- [Prompt A]:
In the chat thread on the differential of a smooth map, explain in one to three sentences why the quoted book passage says there is only one acceptable definition for df_x.
- [Prompt B]:
According to the book passage quoted in the chat thread on the differential of a smooth map, what must be verified in order to use the definition of df_x?
- [Prompt C]:
Continue the chat thread on the differential of a smooth map from the point where it stops.

-------- Selection

Given a different set of charts, we want to show that the induced maps $TR^m \to TR^n$ are the same after pulling them up to a map $TX \to TY$ i.e., they differ by conjugation by a pair of charts. If you don't even know that $df$ is well defined yet, then writing $ f$ as a composition and computing $df$ in 2 different ways will be circular. Instead, write out the map $h_0$, pick different charts and get $h_1$ and show that $dh_0$ and $dh_1$ differ by conjugation by a pair of transition maps. Then you can define $df$ by $d\psi \circ dh_0 \circ d\phi^{-1}$

Kogasa

knowing that the choice of charts is arbitrary

what's h_0?

h(0)?

oh

sorry

dh_0 is referring to the 0 taken from U

Oh, I was using them as indices

ye

Implicitly these are all charts for some fixed point, and you can take them to be centered at the origin if you want

ok so

you're doing a pullback of f to h and showing that that pullback has to be unique

Up to conjugation by a pair of charts

i don't understand

Which is exactly what you need to define a map of manifolds

f : X --> Y induces a map U --> V

Given different charts, it induces a different map U' --> V'

These two maps are related

yes, by the definition of h

In the sense that $\psi_1 f \phi_1^{-1} = (\psi_1 \psi_0^{-1}) \psi_0 f \phi_0^{-1} (\phi_0 \phi_1^{-1})$

wait

you mean

Kogasa

ohh

ok

A smooth map of manifolds is equivalent (by definition) to a class of smooth maps from (a subset of) R^m to (a subset of) R^n that differ by conjugation by transition maps in this way

pyep

So to show df is well defined, we pass to R^n by picking charts, define it like we want to, then show if we pick different charts, the two functions differ by conjugation like this

well

the book says they don't differ

What do you mean? The resulting function df is well defined but of course if you take different charts, the induced maps will be different

rofl

i don't understand why the book claims this

maybe i'm misinterpreting

You said earlier the book says df_x is well defined

Which is what I'm saying

hmm

"As $d\phi_0$ is an isomorphism, there is only one acceptable definition for $df_xb$, namely,

$$df_x = d\psi_0 \circ dh_0 \circ d\phi_0^{-1}.$$

Of course, in order to use this definition of $df_x$, we must verify that it does not depend on the particular parametrizations $\phi$ and $\psi$ used."

grist bundle

Yes, this is exactly what I mean

I think I have misinterpreted

I think I was taking this to mean "df_x as a map does not depend on the parametrizations."

It does not

thank you

so just to get this straight

they are saying

A map of manifolds is equivalent to a collection of maps on R^n --> R^m which differ by transition maps

df_x is well-defined no matter the parametrization

or rather

well

They are saying if you want to define df in terms of a map R^n --> R^m, you must verify that the definition doesn't depend on the charts

hmm

b-

but it does?

i mean it's quite literally a function of both charts

It does not

in what sense are you saying "depend"

----------------
-------- Listing

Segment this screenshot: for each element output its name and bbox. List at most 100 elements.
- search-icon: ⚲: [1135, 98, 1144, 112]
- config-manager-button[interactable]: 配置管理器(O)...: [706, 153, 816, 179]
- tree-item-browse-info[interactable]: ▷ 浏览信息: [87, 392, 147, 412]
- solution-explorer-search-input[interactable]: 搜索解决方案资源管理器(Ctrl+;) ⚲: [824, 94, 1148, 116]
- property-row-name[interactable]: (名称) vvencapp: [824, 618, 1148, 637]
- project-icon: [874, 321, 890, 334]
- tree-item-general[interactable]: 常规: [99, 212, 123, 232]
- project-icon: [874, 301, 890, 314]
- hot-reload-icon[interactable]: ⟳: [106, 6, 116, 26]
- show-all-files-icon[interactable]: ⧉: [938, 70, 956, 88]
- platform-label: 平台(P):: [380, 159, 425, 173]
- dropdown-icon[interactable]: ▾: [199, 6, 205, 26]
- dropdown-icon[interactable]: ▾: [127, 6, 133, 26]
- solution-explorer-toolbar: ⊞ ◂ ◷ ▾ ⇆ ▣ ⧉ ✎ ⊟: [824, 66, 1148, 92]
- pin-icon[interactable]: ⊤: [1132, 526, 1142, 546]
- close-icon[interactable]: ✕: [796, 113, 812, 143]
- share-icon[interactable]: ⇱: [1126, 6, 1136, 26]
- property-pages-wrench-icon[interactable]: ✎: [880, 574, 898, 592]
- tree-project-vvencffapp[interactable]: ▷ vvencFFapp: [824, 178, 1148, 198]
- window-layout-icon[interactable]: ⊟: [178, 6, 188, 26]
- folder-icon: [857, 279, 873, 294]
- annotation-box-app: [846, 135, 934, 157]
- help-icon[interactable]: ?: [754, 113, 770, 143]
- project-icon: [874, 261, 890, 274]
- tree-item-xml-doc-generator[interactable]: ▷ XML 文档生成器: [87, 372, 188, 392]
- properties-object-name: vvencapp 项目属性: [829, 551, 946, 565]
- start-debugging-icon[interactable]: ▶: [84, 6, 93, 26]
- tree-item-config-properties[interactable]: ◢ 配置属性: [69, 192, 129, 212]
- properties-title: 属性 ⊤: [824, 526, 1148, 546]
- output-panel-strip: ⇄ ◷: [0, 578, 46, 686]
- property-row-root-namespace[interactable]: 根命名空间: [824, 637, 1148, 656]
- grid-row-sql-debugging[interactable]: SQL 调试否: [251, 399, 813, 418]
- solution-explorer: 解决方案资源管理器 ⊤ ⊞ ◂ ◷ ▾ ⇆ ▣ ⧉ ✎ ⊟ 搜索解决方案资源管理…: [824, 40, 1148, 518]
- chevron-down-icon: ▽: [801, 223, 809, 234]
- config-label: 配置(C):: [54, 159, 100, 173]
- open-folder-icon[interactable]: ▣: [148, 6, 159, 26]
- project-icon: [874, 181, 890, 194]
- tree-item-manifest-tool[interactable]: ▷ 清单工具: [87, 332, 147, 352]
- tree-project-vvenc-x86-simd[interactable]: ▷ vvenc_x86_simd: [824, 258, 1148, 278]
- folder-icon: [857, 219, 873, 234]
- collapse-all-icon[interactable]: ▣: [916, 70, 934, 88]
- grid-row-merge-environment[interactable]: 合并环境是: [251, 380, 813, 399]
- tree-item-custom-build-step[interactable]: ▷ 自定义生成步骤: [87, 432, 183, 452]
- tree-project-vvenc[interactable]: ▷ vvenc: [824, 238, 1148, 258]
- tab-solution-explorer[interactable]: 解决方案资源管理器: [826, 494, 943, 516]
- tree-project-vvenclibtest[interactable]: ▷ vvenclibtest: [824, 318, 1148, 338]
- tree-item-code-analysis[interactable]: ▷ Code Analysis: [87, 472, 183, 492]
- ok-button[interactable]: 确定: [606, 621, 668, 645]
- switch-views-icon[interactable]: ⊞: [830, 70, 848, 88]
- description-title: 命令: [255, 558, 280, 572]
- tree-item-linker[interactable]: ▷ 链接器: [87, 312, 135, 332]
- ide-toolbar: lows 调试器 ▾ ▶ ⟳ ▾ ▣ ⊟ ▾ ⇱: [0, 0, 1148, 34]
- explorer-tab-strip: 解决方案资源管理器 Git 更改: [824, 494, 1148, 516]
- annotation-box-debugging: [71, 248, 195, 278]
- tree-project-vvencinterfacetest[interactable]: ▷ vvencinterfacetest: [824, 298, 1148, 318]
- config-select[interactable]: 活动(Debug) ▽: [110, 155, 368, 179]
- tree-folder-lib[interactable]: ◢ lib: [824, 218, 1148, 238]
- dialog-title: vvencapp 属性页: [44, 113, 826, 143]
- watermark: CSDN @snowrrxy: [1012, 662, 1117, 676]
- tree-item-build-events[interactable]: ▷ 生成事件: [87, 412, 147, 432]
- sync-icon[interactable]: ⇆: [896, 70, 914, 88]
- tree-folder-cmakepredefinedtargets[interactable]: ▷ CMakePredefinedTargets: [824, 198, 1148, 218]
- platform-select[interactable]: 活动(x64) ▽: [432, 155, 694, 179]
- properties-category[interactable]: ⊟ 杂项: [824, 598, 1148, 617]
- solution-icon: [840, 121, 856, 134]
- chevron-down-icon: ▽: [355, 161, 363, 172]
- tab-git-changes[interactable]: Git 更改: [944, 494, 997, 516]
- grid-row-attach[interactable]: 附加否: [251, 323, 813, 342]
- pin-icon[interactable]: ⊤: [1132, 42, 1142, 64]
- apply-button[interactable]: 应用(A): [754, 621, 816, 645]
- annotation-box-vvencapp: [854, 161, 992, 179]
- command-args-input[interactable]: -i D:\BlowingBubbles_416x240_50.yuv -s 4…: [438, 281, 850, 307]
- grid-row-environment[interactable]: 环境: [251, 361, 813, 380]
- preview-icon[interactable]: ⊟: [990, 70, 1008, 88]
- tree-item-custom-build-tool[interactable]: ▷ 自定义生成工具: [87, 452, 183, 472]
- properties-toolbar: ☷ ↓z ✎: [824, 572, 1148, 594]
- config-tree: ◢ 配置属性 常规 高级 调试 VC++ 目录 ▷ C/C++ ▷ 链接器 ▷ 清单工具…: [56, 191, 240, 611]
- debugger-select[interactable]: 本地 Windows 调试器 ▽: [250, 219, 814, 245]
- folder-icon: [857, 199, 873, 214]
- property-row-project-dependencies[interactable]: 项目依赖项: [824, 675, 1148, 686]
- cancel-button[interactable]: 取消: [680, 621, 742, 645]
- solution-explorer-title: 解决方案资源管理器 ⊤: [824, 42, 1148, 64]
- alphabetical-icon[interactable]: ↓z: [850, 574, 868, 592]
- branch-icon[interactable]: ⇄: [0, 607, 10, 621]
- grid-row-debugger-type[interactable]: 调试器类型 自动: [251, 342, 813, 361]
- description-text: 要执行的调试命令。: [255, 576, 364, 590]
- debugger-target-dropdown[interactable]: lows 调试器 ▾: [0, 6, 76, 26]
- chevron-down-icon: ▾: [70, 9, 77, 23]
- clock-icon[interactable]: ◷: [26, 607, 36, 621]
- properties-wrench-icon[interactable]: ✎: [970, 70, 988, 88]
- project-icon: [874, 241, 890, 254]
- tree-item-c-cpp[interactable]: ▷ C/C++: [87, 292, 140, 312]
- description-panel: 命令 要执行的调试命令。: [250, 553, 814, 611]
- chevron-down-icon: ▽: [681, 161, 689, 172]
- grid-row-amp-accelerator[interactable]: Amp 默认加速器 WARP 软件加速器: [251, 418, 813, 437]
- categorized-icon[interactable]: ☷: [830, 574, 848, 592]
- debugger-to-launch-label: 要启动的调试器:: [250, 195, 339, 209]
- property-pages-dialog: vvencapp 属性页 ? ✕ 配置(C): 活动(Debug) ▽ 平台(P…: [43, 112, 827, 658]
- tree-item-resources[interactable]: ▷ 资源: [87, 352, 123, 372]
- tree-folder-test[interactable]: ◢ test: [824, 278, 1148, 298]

----------------
-------- Listing

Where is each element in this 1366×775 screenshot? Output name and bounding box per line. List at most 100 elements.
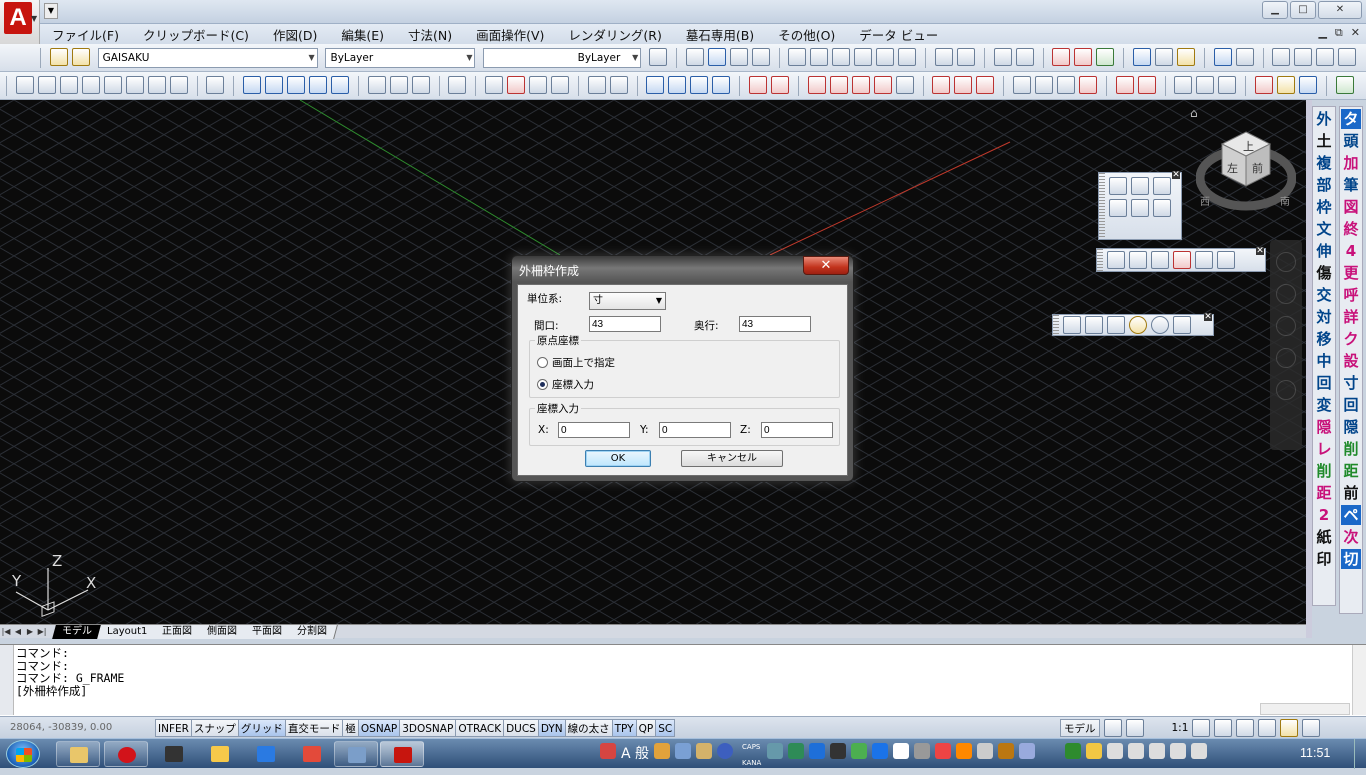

----------------

- [Task answer A]:
It is because dφ_0 is an isomorphism. The definition is therefore forced to be df_x = dψ_0 ∘ dh_0 ∘ dφ_0^{-1}.

- [Task answer B]:
It must be verified that the definition does not depend on the particular parametrizations φ and ψ used.

- [Task answer C]:
If you use different charts, you get a different map df : TM --> TN

That would be bad

We want to show this doesn't happen

but we just said that we do get a different map

TM still maps to TN

but the way in which it does depends on the parametrizations

No, you get the same df, represented by two different induced maps U --> V and U' --> V' which are related by conjugation

The fact that the two induced maps differ by conjugation by transition maps is equivalent to the fact that df is well defined

i agree that it's well defined for a given h, phi, psi

or wait

dh, dphi, dpsi

I'm saying if you pick a different phi and psi, and get the corresponding different h, then that h and the original h differ by conjugation by transition maps

ah yeah

that's definitely true

That is exactly what you need for this formula $\psi h \phi^{-1}$ to give a map of manifolds

Kogasa

ok, agreed

so we elevate up to tangent spaces

The tangent space is the manifold we're talking about here, so you need to bear in mind what the transition maps are

i have not seen the term transition map

is that phi, psi?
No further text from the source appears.